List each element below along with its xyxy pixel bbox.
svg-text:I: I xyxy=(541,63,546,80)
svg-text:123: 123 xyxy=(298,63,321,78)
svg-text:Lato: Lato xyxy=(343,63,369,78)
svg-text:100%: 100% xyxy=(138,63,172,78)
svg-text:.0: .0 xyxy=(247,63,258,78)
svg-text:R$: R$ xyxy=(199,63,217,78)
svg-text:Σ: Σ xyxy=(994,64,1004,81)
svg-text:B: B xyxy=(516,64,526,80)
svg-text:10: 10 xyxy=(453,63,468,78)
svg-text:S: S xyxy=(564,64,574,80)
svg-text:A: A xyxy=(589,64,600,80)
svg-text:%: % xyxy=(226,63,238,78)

YOUR INSTRUCTIONS: Please rename "svg-text" to "text-node" throughout the records above and give the lines again with everything else left as it is.

SOLUTION TO THE EXERCISE:
List each element below along with its xyxy pixel bbox.
text-node:I: I xyxy=(541,63,546,80)
text-node:123: 123 xyxy=(298,63,321,78)
text-node:Lato: Lato xyxy=(343,63,369,78)
text-node:100%: 100% xyxy=(138,63,172,78)
text-node:.0: .0 xyxy=(247,63,258,78)
text-node:R$: R$ xyxy=(199,63,217,78)
text-node:Σ: Σ xyxy=(994,64,1004,81)
text-node:B: B xyxy=(516,64,526,80)
text-node:10: 10 xyxy=(453,63,468,78)
text-node:S: S xyxy=(564,64,574,80)
text-node:A: A xyxy=(589,64,600,80)
text-node:%: % xyxy=(226,63,238,78)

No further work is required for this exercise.